*REQUIRED TASK*. Return all of the rows below exactly as they are, with no changes.

○ ○ ○ ○ ○

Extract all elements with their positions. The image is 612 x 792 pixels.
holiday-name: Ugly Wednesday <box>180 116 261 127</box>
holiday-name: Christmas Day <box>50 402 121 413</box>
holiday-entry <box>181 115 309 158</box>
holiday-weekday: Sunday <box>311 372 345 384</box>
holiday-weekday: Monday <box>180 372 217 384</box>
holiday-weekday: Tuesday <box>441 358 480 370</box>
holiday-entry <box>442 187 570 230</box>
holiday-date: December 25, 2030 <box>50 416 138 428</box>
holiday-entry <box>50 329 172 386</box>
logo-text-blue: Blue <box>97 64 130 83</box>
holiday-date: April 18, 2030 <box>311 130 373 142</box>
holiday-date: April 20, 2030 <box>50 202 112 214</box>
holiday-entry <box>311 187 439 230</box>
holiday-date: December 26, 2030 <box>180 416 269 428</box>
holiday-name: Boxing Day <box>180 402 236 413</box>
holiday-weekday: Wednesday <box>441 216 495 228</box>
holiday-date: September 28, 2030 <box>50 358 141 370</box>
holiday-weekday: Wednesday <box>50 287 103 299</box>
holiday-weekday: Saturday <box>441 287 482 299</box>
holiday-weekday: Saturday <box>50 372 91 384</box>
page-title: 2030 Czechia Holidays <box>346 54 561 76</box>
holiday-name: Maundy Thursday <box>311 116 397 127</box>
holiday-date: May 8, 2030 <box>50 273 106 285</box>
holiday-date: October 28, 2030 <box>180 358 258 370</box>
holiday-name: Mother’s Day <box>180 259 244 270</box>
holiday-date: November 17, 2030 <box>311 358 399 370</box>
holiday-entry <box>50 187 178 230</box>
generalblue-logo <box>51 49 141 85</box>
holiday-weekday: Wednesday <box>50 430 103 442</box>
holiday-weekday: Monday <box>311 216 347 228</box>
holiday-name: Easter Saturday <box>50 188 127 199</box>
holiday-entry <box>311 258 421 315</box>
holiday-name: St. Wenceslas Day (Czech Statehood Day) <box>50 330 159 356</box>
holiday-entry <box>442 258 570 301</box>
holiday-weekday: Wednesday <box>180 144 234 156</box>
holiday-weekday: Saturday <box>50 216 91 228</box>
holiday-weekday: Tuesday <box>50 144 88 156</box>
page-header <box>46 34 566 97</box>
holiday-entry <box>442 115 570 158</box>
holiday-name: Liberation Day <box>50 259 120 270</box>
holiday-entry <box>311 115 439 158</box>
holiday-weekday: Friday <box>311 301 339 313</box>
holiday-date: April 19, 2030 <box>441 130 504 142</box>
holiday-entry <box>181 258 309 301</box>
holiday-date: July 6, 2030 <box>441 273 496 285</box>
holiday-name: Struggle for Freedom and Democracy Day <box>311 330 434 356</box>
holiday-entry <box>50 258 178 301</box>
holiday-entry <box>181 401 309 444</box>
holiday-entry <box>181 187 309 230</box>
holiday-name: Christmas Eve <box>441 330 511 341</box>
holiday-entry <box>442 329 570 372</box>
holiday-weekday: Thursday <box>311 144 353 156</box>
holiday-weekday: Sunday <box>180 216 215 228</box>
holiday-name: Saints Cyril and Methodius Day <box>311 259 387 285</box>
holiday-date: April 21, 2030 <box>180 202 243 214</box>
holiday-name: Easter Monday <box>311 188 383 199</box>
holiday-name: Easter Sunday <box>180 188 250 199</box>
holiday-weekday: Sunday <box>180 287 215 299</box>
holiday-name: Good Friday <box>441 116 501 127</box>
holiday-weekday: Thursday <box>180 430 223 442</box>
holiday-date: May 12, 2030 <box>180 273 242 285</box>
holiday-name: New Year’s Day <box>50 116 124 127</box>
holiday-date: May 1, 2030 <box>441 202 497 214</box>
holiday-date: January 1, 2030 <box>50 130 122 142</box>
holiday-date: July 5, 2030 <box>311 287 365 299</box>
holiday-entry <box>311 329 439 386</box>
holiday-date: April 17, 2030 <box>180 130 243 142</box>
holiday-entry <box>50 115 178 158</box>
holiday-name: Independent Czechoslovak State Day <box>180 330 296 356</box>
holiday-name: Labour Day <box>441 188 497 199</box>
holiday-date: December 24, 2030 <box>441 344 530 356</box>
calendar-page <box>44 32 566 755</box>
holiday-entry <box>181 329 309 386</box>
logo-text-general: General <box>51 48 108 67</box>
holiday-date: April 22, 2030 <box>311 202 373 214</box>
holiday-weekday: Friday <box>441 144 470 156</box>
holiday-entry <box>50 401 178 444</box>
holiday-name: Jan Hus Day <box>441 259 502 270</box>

○ ○ ○ ○ ○

*THE SOLUTION*.
Extract all elements with their positions. The image is 612 x 792 pixels.
holiday-name: Ugly Wednesday <box>180 116 261 127</box>
holiday-name: Christmas Day <box>50 402 121 413</box>
holiday-entry <box>181 115 309 158</box>
holiday-weekday: Sunday <box>311 372 345 384</box>
holiday-weekday: Monday <box>180 372 217 384</box>
holiday-weekday: Tuesday <box>441 358 480 370</box>
holiday-entry <box>442 187 570 230</box>
holiday-date: December 25, 2030 <box>50 416 138 428</box>
holiday-entry <box>50 329 172 386</box>
logo-text-blue: Blue <box>97 64 130 83</box>
holiday-date: April 18, 2030 <box>311 130 373 142</box>
holiday-date: April 20, 2030 <box>50 202 112 214</box>
holiday-entry <box>311 187 439 230</box>
holiday-date: December 26, 2030 <box>180 416 269 428</box>
holiday-name: Boxing Day <box>180 402 236 413</box>
holiday-weekday: Wednesday <box>441 216 495 228</box>
holiday-date: September 28, 2030 <box>50 358 141 370</box>
holiday-weekday: Wednesday <box>50 287 103 299</box>
holiday-weekday: Saturday <box>441 287 482 299</box>
holiday-weekday: Saturday <box>50 372 91 384</box>
page-title: 2030 Czechia Holidays <box>346 54 561 76</box>
holiday-name: Maundy Thursday <box>311 116 397 127</box>
holiday-date: May 8, 2030 <box>50 273 106 285</box>
holiday-date: October 28, 2030 <box>180 358 258 370</box>
holiday-name: Mother’s Day <box>180 259 244 270</box>
holiday-date: November 17, 2030 <box>311 358 399 370</box>
holiday-entry <box>50 187 178 230</box>
generalblue-logo <box>51 49 141 85</box>
holiday-weekday: Wednesday <box>50 430 103 442</box>
holiday-weekday: Monday <box>311 216 347 228</box>
holiday-name: Easter Saturday <box>50 188 127 199</box>
holiday-entry <box>311 258 421 315</box>
holiday-name: St. Wenceslas Day (Czech Statehood Day) <box>50 330 159 356</box>
holiday-entry <box>442 258 570 301</box>
holiday-weekday: Wednesday <box>180 144 234 156</box>
holiday-weekday: Saturday <box>50 216 91 228</box>
holiday-weekday: Tuesday <box>50 144 88 156</box>
page-header <box>46 34 566 97</box>
holiday-entry <box>442 115 570 158</box>
holiday-name: Liberation Day <box>50 259 120 270</box>
holiday-entry <box>311 115 439 158</box>
holiday-weekday: Friday <box>311 301 339 313</box>
holiday-date: April 19, 2030 <box>441 130 504 142</box>
holiday-entry <box>181 258 309 301</box>
holiday-date: July 6, 2030 <box>441 273 496 285</box>
holiday-name: Struggle for Freedom and Democracy Day <box>311 330 434 356</box>
holiday-entry <box>50 258 178 301</box>
holiday-entry <box>181 401 309 444</box>
holiday-entry <box>181 187 309 230</box>
holiday-name: Christmas Eve <box>441 330 511 341</box>
holiday-entry <box>442 329 570 372</box>
holiday-weekday: Thursday <box>311 144 353 156</box>
holiday-weekday: Sunday <box>180 216 215 228</box>
holiday-name: Saints Cyril and Methodius Day <box>311 259 387 285</box>
holiday-date: April 21, 2030 <box>180 202 243 214</box>
holiday-name: Easter Monday <box>311 188 383 199</box>
holiday-name: Easter Sunday <box>180 188 250 199</box>
holiday-weekday: Sunday <box>180 287 215 299</box>
holiday-name: Good Friday <box>441 116 501 127</box>
holiday-weekday: Thursday <box>180 430 223 442</box>
holiday-date: May 12, 2030 <box>180 273 242 285</box>
holiday-name: New Year’s Day <box>50 116 124 127</box>
holiday-date: May 1, 2030 <box>441 202 497 214</box>
holiday-date: January 1, 2030 <box>50 130 122 142</box>
holiday-date: July 5, 2030 <box>311 287 365 299</box>
holiday-entry <box>311 329 439 386</box>
holiday-date: April 17, 2030 <box>180 130 243 142</box>
holiday-entry <box>50 115 178 158</box>
holiday-name: Independent Czechoslovak State Day <box>180 330 296 356</box>
holiday-name: Labour Day <box>441 188 497 199</box>
holiday-date: December 24, 2030 <box>441 344 530 356</box>
calendar-page <box>44 32 566 755</box>
holiday-entry <box>181 329 309 386</box>
logo-text-general: General <box>51 48 108 67</box>
holiday-date: April 22, 2030 <box>311 202 373 214</box>
holiday-weekday: Friday <box>441 144 470 156</box>
holiday-entry <box>50 401 178 444</box>
holiday-name: Jan Hus Day <box>441 259 502 270</box>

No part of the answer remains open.